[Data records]
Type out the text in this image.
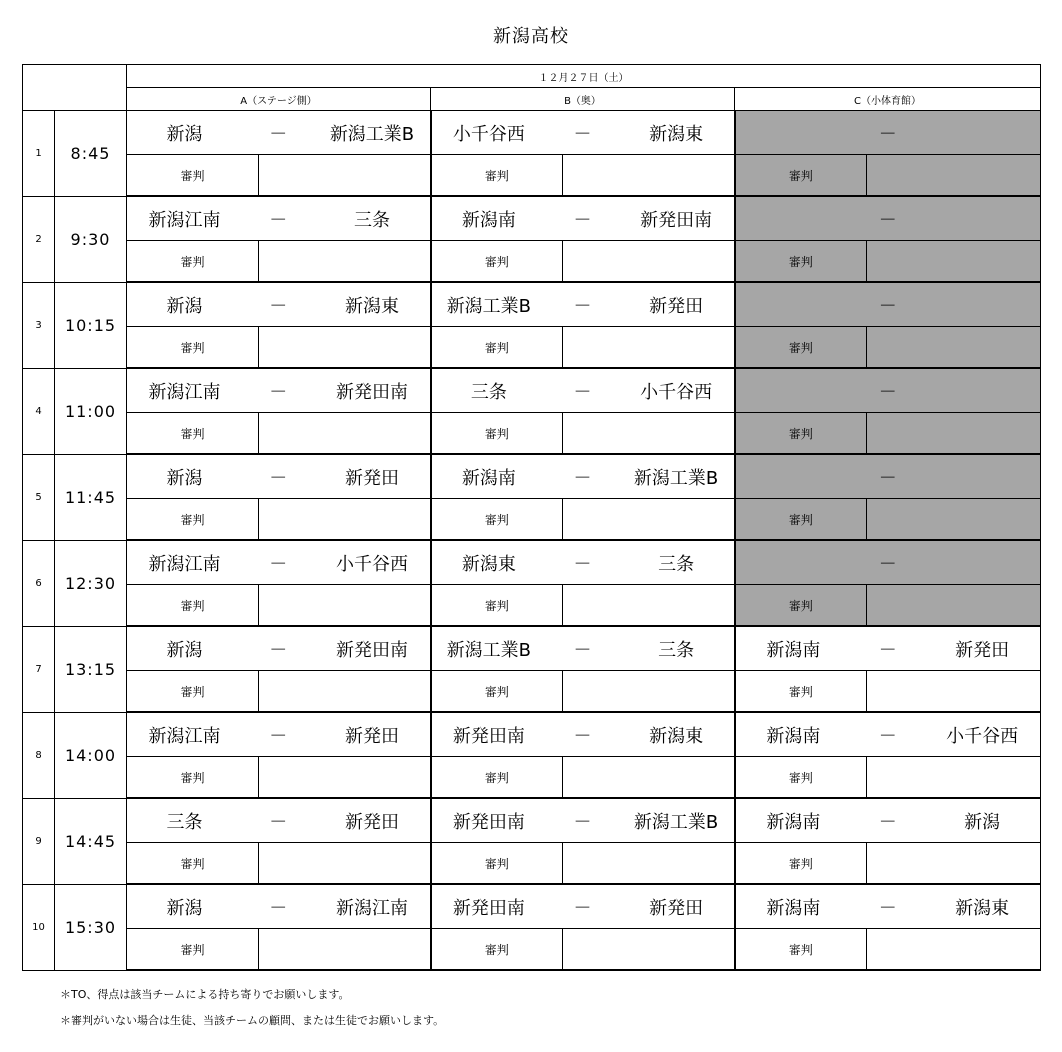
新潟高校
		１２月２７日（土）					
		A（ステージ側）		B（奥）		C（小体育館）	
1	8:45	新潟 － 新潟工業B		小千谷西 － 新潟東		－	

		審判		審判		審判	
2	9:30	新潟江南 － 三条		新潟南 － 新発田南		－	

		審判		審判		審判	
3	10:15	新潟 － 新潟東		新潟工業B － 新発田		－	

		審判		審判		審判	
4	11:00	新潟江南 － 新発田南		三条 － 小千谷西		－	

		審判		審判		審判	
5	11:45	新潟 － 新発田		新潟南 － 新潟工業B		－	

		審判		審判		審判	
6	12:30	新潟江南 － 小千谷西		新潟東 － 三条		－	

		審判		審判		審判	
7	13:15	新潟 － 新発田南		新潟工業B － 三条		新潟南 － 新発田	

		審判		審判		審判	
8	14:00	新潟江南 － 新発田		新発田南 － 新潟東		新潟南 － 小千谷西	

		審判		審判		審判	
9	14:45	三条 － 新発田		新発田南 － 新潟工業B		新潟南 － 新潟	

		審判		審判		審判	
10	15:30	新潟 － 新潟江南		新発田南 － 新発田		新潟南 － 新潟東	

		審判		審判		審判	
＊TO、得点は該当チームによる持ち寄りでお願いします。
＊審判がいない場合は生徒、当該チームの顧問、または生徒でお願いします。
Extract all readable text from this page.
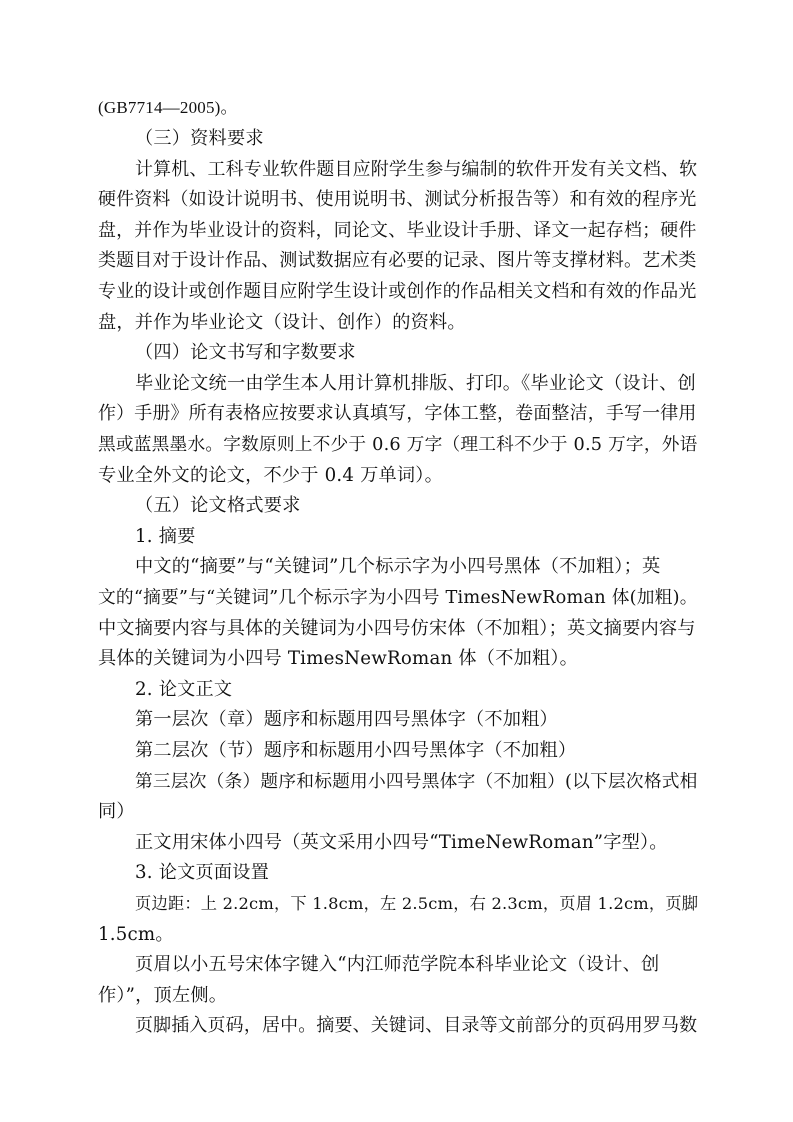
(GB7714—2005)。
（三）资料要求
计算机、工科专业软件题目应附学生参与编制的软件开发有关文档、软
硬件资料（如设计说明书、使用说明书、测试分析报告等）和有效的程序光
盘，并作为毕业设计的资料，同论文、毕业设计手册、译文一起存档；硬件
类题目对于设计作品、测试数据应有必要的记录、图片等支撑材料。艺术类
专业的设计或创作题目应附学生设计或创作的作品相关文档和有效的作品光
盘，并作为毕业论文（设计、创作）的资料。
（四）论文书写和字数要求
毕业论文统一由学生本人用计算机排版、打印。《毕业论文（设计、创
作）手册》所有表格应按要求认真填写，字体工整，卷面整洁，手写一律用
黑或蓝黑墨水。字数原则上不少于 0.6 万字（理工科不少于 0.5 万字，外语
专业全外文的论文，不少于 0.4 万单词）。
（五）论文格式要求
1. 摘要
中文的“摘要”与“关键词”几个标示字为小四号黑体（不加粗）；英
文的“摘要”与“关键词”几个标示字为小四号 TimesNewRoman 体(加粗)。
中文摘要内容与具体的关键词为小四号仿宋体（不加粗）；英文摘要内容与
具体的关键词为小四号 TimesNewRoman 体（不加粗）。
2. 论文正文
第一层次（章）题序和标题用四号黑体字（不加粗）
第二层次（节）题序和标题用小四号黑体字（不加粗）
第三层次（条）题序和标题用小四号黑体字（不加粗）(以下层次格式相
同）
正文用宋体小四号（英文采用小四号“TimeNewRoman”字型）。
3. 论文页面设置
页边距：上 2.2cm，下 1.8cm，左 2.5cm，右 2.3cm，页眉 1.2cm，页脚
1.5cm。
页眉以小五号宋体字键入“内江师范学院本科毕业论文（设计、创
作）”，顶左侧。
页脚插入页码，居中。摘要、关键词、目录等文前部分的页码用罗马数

# Task statement
In the material above, how many lines hold the word "新発田南"? Say only the number.

# Task result
6